• **WORK REQUIRED**: Repeat all of the data precisely.
********
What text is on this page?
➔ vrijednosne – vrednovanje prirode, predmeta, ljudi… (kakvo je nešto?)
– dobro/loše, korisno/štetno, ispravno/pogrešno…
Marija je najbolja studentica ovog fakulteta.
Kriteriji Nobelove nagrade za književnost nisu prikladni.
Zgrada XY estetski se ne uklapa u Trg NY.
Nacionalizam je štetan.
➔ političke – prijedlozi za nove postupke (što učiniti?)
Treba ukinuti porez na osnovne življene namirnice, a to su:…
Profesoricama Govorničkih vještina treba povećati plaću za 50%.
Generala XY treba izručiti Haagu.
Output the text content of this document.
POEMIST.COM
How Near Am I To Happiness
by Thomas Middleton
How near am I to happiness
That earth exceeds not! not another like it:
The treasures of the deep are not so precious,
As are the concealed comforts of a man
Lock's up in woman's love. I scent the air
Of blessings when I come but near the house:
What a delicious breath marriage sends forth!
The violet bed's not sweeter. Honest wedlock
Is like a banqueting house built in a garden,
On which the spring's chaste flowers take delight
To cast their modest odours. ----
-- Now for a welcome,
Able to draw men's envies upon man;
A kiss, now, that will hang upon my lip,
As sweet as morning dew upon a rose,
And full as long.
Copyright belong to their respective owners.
********
• **TASK SOLUTION**:
What text is on this page?
➔ vrijednosne – vrednovanje prirode, predmeta, ljudi… (kakvo je nešto?)
– dobro/loše, korisno/štetno, ispravno/pogrešno…
Marija je najbolja studentica ovog fakulteta.
Kriteriji Nobelove nagrade za književnost nisu prikladni.
Zgrada XY estetski se ne uklapa u Trg NY.
Nacionalizam je štetan.
➔ političke – prijedlozi za nove postupke (što učiniti?)
Treba ukinuti porez na osnovne življene namirnice, a to su:…
Profesoricama Govorničkih vještina treba povećati plaću za 50%.
Generala XY treba izručiti Haagu.
Output the text content of this document.
POEMIST.COM
How Near Am I To Happiness
by Thomas Middleton
How near am I to happiness
That earth exceeds not! not another like it:
The treasures of the deep are not so precious,
As are the concealed comforts of a man
Lock's up in woman's love. I scent the air
Of blessings when I come but near the house:
What a delicious breath marriage sends forth!
The violet bed's not sweeter. Honest wedlock
Is like a banqueting house built in a garden,
On which the spring's chaste flowers take delight
To cast their modest odours. ----
-- Now for a welcome,
Able to draw men's envies upon man;
A kiss, now, that will hang upon my lip,
As sweet as morning dew upon a rose,
And full as long.
Copyright belong to their respective owners.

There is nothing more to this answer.